TASK INSTRUCTIONS: If a line in the entries below contains "från", copy it.

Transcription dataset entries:
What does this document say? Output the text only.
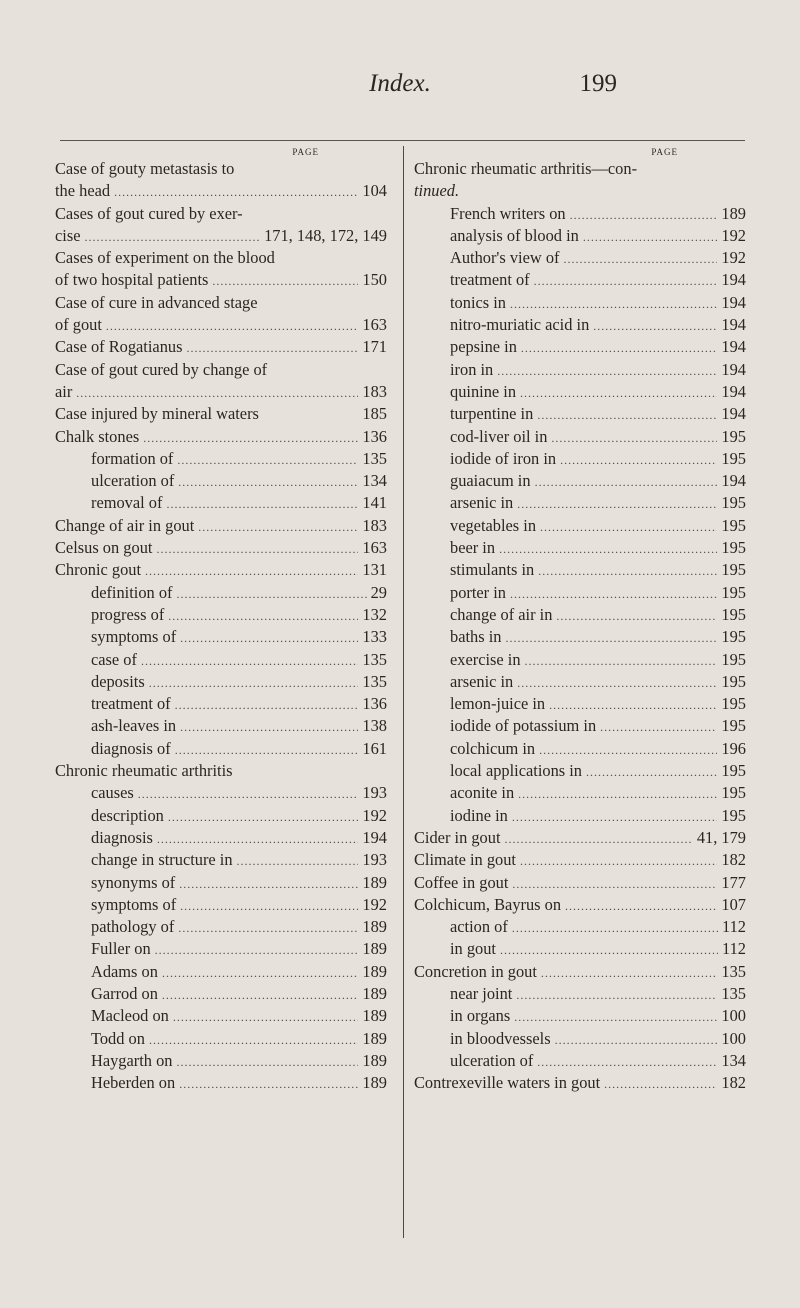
Index.	199
PAGE
Case of gouty metastasis to
the head .....	104
Cases of gout cured by exer-
cise .....	171, 148, 172, 149
Cases of experiment on the blood
of two hospital patients .....	150
Case of cure in advanced stage
of gout .....	163
Case of Rogatianus .....	171
Case of gout cured by change of
air .....	183
Case injured by mineral waters	185
Chalk stones .....	136
formation of .....	135
ulceration of .....	134
removal of .....	141
Change of air in gout .....	183
Celsus on gout .....	163
Chronic gout .....	131
definition of .....	29
progress of .....	132
symptoms of .....	133
case of .....	135
deposits .....	135
treatment of .....	136
ash-leaves in .....	138
diagnosis of .....	161
Chronic rheumatic arthritis
causes .....	193
description .....	192
diagnosis .....	194
change in structure in .....	193
synonyms of .....	189
symptoms of .....	192
pathology of .....	189
Fuller on .....	189
Adams on .....	189
Garrod on .....	189
Macleod on .....	189
Todd on .....	189
Haygarth on .....	189
Heberden on .....	189
PAGE
Chronic rheumatic arthritis—con-
tinued.
French writers on .....	189
analysis of blood in .....	192
Author's view of .....	192
treatment of .....	194
tonics in .....	194
nitro-muriatic acid in .....	194
pepsine in .....	194
iron in .....	194
quinine in .....	194
turpentine in .....	194
cod-liver oil in .....	195
iodide of iron in .....	195
guaiacum in .....	194
arsenic in .....	195
vegetables in .....	195
beer in .....	195
stimulants in .....	195
porter in .....	195
change of air in .....	195
baths in .....	195
exercise in .....	195
arsenic in .....	195
lemon-juice in .....	195
iodide of potassium in .....	195
colchicum in .....	196
local applications in .....	195
aconite in .....	195
iodine in .....	195
Cider in gout .....	41, 179
Climate in gout .....	182
Coffee in gout .....	177
Colchicum, Bayrus on .....	107
action of .....	112
in gout .....	112
Concretion in gout .....	135
near joint .....	135
in organs .....	100
in bloodvessels .....	100
ulceration of .....	134
Contrexeville waters in gout .....	182
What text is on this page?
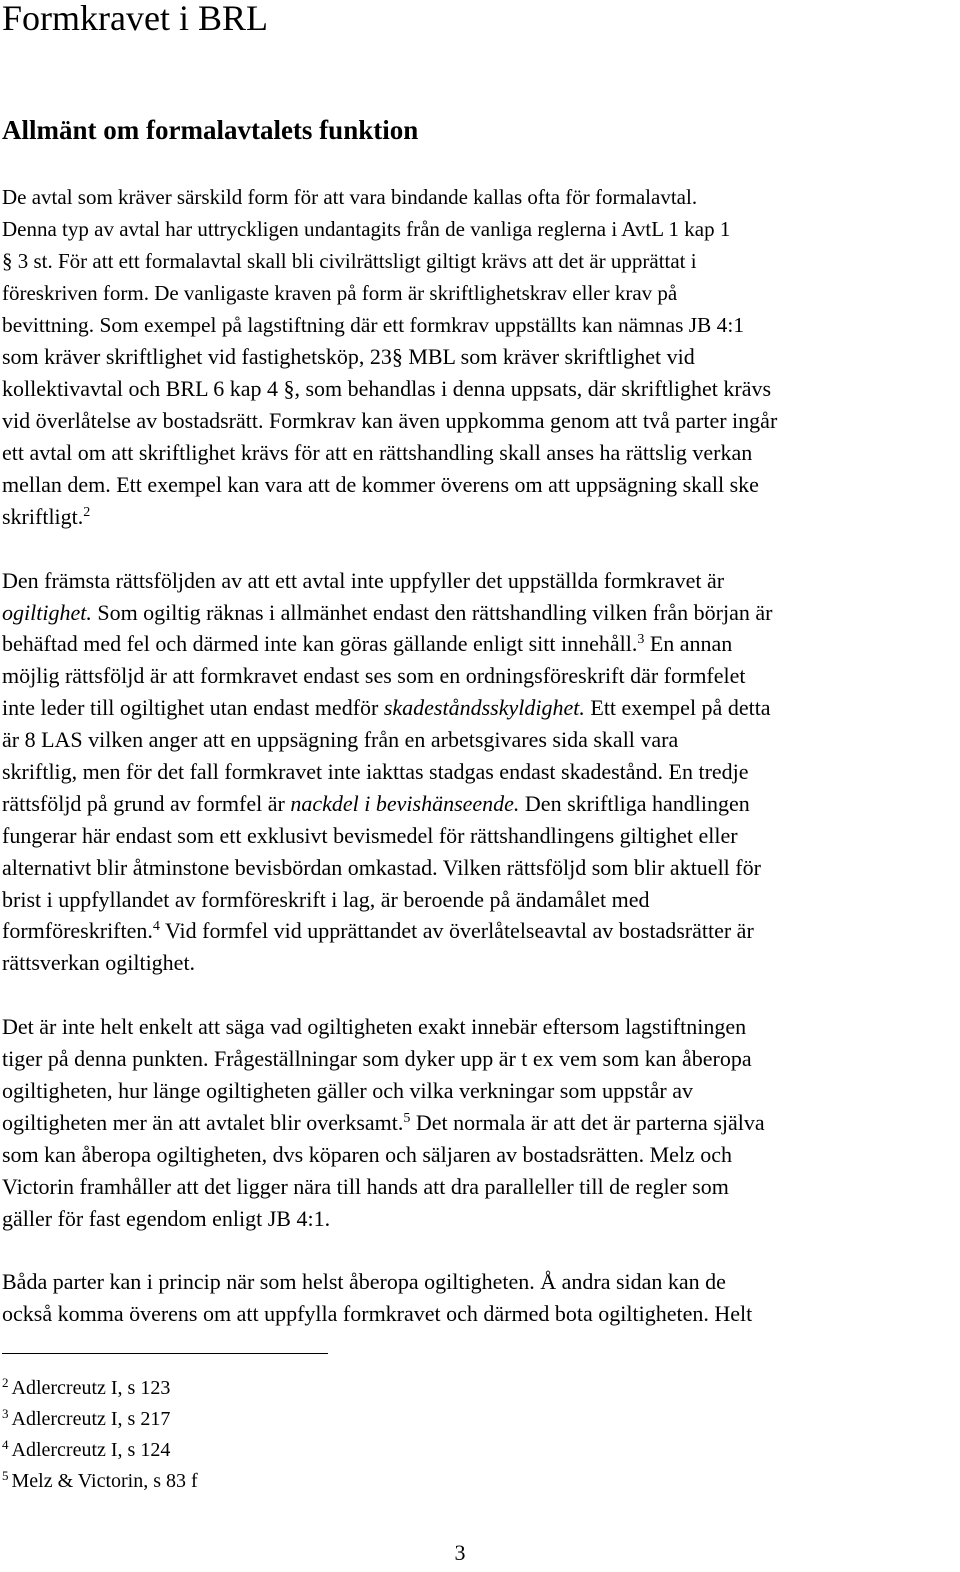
Formkravet i BRL
Allmänt om formalavtalets funktion
De avtal som kräver särskild form för att vara bindande kallas ofta för formalavtal.
Denna typ av avtal har uttryckligen undantagits från de vanliga reglerna i AvtL 1 kap 1
§ 3 st. För att ett formalavtal skall bli civilrättsligt giltigt krävs att det är upprättat i
föreskriven form. De vanligaste kraven på form är skriftlighetskrav eller krav på
bevittning. Som exempel på lagstiftning där ett formkrav uppställts kan nämnas JB 4:1
som kräver skriftlighet vid fastighetsköp, 23§ MBL som kräver skriftlighet vid
kollektivavtal och BRL 6 kap 4 §, som behandlas i denna uppsats, där skriftlighet krävs
vid överlåtelse av bostadsrätt. Formkrav kan även uppkomma genom att två parter ingår
ett avtal om att skriftlighet krävs för att en rättshandling skall anses ha rättslig verkan
mellan dem. Ett exempel kan vara att de kommer överens om att uppsägning skall ske
skriftligt.$^2$
Den främsta rättsföljden av att ett avtal inte uppfyller det uppställda formkravet är
ogiltighet. Som ogiltig räknas i allmänhet endast den rättshandling vilken från början är
behäftad med fel och därmed inte kan göras gällande enligt sitt innehåll.$^3$ En annan
möjlig rättsföljd är att formkravet endast ses som en ordningsföreskrift där formfelet
inte leder till ogiltighet utan endast medför skadeståndsskyldighet. Ett exempel på detta
är 8 LAS vilken anger att en uppsägning från en arbetsgivares sida skall vara
skriftlig, men för det fall formkravet inte iakttas stadgas endast skadestånd. En tredje
rättsföljd på grund av formfel är nackdel i bevishänseende. Den skriftliga handlingen
fungerar här endast som ett exklusivt bevismedel för rättshandlingens giltighet eller
alternativt blir åtminstone bevisbördan omkastad. Vilken rättsföljd som blir aktuell för
brist i uppfyllandet av formföreskrift i lag, är beroende på ändamålet med
formföreskriften.$^4$ Vid formfel vid upprättandet av överlåtelseavtal av bostadsrätter är
rättsverkan ogiltighet.
Det är inte helt enkelt att säga vad ogiltigheten exakt innebär eftersom lagstiftningen
tiger på denna punkten. Frågeställningar som dyker upp är t ex vem som kan åberopa
ogiltigheten, hur länge ogiltigheten gäller och vilka verkningar som uppstår av
ogiltigheten mer än att avtalet blir overksamt.$^5$ Det normala är att det är parterna själva
som kan åberopa ogiltigheten, dvs köparen och säljaren av bostadsrätten. Melz och
Victorin framhåller att det ligger nära till hands att dra paralleller till de regler som
gäller för fast egendom enligt JB 4:1.
Båda parter kan i princip när som helst åberopa ogiltigheten. Å andra sidan kan de
också komma överens om att uppfylla formkravet och därmed bota ogiltigheten. Helt
$^2$ Adlercreutz I, s 123
$^3$ Adlercreutz I, s 217
$^4$ Adlercreutz I, s 124
$^5$ Melz & Victorin, s 83 f
3
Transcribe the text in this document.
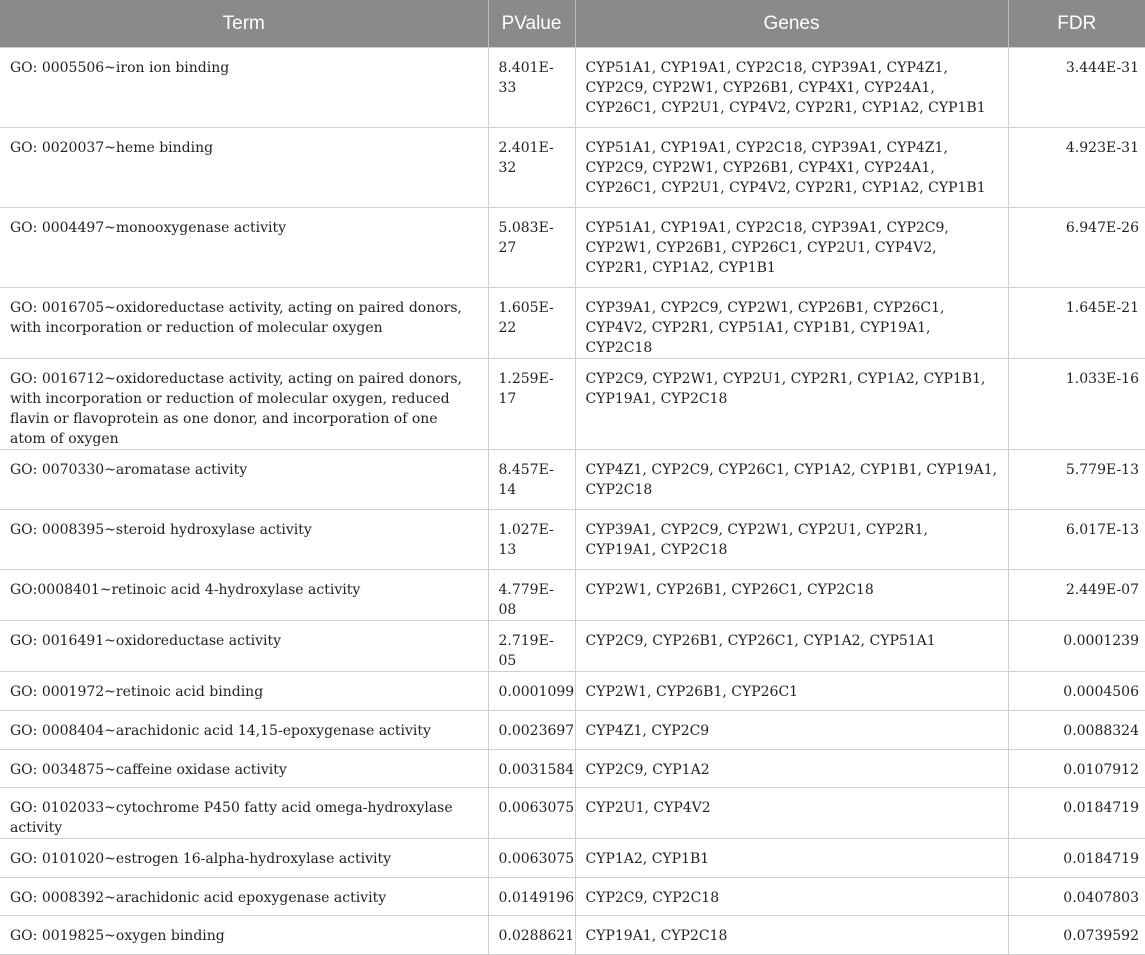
Term	PValue	Genes	FDR
GO: 0005506~iron ion binding	8.401E-33	CYP51A1, CYP19A1, CYP2C18, CYP39A1, CYP4Z1, CYP2C9, CYP2W1, CYP26B1, CYP4X1, CYP24A1, CYP26C1, CYP2U1, CYP4V2, CYP2R1, CYP1A2, CYP1B1	3.444E-31
GO: 0020037~heme binding	2.401E-32	CYP51A1, CYP19A1, CYP2C18, CYP39A1, CYP4Z1, CYP2C9, CYP2W1, CYP26B1, CYP4X1, CYP24A1, CYP26C1, CYP2U1, CYP4V2, CYP2R1, CYP1A2, CYP1B1	4.923E-31
GO: 0004497~monooxygenase activity	5.083E-27	CYP51A1, CYP19A1, CYP2C18, CYP39A1, CYP2C9, CYP2W1, CYP26B1, CYP26C1, CYP2U1, CYP4V2, CYP2R1, CYP1A2, CYP1B1	6.947E-26
GO: 0016705~oxidoreductase activity, acting on paired donors, with incorporation or reduction of molecular oxygen	1.605E-22	CYP39A1, CYP2C9, CYP2W1, CYP26B1, CYP26C1, CYP4V2, CYP2R1, CYP51A1, CYP1B1, CYP19A1, CYP2C18	1.645E-21
GO: 0016712~oxidoreductase activity, acting on paired donors, with incorporation or reduction of molecular oxygen, reduced flavin or flavoprotein as one donor, and incorporation of one atom of oxygen	1.259E-17	CYP2C9, CYP2W1, CYP2U1, CYP2R1, CYP1A2, CYP1B1, CYP19A1, CYP2C18	1.033E-16
GO: 0070330~aromatase activity	8.457E-14	CYP4Z1, CYP2C9, CYP26C1, CYP1A2, CYP1B1, CYP19A1, CYP2C18	5.779E-13
GO: 0008395~steroid hydroxylase activity	1.027E-13	CYP39A1, CYP2C9, CYP2W1, CYP2U1, CYP2R1, CYP19A1, CYP2C18	6.017E-13
GO:0008401~retinoic acid 4-hydroxylase activity	4.779E-08	CYP2W1, CYP26B1, CYP26C1, CYP2C18	2.449E-07
GO: 0016491~oxidoreductase activity	2.719E-05	CYP2C9, CYP26B1, CYP26C1, CYP1A2, CYP51A1	0.0001239
GO: 0001972~retinoic acid binding	0.0001099	CYP2W1, CYP26B1, CYP26C1	0.0004506
GO: 0008404~arachidonic acid 14,15-epoxygenase activity	0.0023697	CYP4Z1, CYP2C9	0.0088324
GO: 0034875~caffeine oxidase activity	0.0031584	CYP2C9, CYP1A2	0.0107912
GO: 0102033~cytochrome P450 fatty acid omega-hydroxylase activity	0.0063075	CYP2U1, CYP4V2	0.0184719
GO: 0101020~estrogen 16-alpha-hydroxylase activity	0.0063075	CYP1A2, CYP1B1	0.0184719
GO: 0008392~arachidonic acid epoxygenase activity	0.0149196	CYP2C9, CYP2C18	0.0407803
GO: 0019825~oxygen binding	0.0288621	CYP19A1, CYP2C18	0.0739592
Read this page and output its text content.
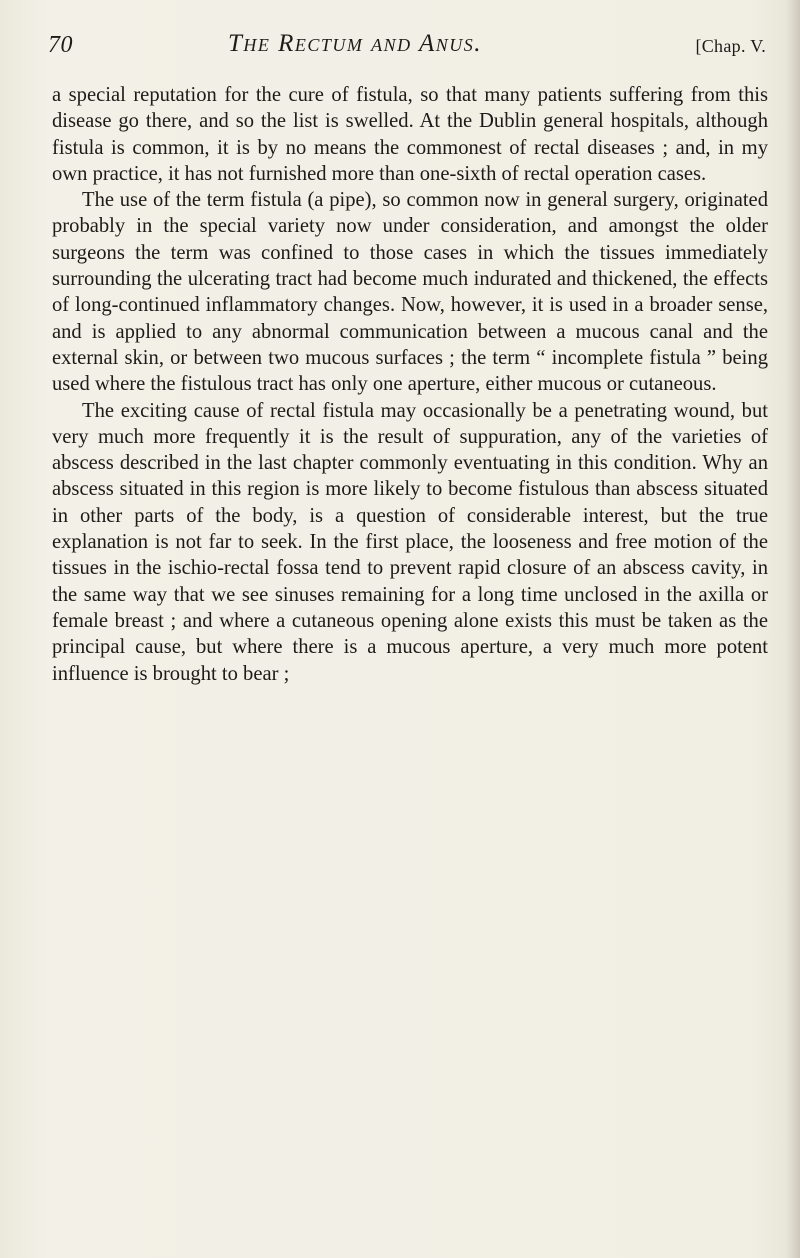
70	The Rectum and Anus.	[Chap. V.

a special reputation for the cure of fistula, so that many patients suffering from this disease go there, and so the list is swelled. At the Dublin general hospitals, although fistula is common, it is by no means the commonest of rectal diseases ; and, in my own practice, it has not furnished more than one-sixth of rectal operation cases.

The use of the term fistula (a pipe), so common now in general surgery, originated probably in the special variety now under consideration, and amongst the older surgeons the term was confined to those cases in which the tissues immediately surrounding the ulcerating tract had become much indurated and thickened, the effects of long-continued inflammatory changes. Now, however, it is used in a broader sense, and is applied to any abnormal communication between a mucous canal and the external skin, or between two mucous surfaces ; the term “ incomplete fistula ” being used where the fistulous tract has only one aperture, either mucous or cutaneous.

The exciting cause of rectal fistula may occasionally be a penetrating wound, but very much more frequently it is the result of suppuration, any of the varieties of abscess described in the last chapter commonly eventuating in this condition. Why an abscess situated in this region is more likely to become fistulous than abscess situated in other parts of the body, is a question of considerable interest, but the true explanation is not far to seek. In the first place, the looseness and free motion of the tissues in the ischio-rectal fossa tend to prevent rapid closure of an abscess cavity, in the same way that we see sinuses remaining for a long time unclosed in the axilla or female breast ; and where a cutaneous opening alone exists this must be taken as the principal cause, but where there is a mucous aperture, a very much more potent influence is brought to bear ;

ANSWER AREA:
Denna typ av avtal har uttryckligen undantagits från de vanliga reglerna i AvtL 1 kap 1
ogiltighet. Som ogiltig räknas i allmänhet endast den rättshandling vilken från början är
är 8 LAS vilken anger att en uppsägning från en arbetsgivares sida skall vara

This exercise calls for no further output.